**Task directions**
Each entry below is to be duplicated verbatim.

**Entries provided**
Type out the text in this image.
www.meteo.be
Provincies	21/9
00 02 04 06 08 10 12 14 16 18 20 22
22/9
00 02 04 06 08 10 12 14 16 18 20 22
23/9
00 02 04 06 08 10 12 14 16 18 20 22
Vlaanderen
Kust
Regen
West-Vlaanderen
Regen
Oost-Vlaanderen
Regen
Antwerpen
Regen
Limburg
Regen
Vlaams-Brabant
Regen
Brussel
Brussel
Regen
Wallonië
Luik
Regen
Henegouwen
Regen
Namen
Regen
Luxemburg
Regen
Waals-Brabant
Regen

**Solution below**
Type out the text in this image.
www.meteo.be
Provincies	21/9
00 02 04 06 08 10 12 14 16 18 20 22
22/9
00 02 04 06 08 10 12 14 16 18 20 22
23/9
00 02 04 06 08 10 12 14 16 18 20 22
Vlaanderen
Kust
Regen
West-Vlaanderen
Regen
Oost-Vlaanderen
Regen
Antwerpen
Regen
Limburg
Regen
Vlaams-Brabant
Regen
Brussel
Brussel
Regen
Wallonië
Luik
Regen
Henegouwen
Regen
Namen
Regen
Luxemburg
Regen
Waals-Brabant
Regen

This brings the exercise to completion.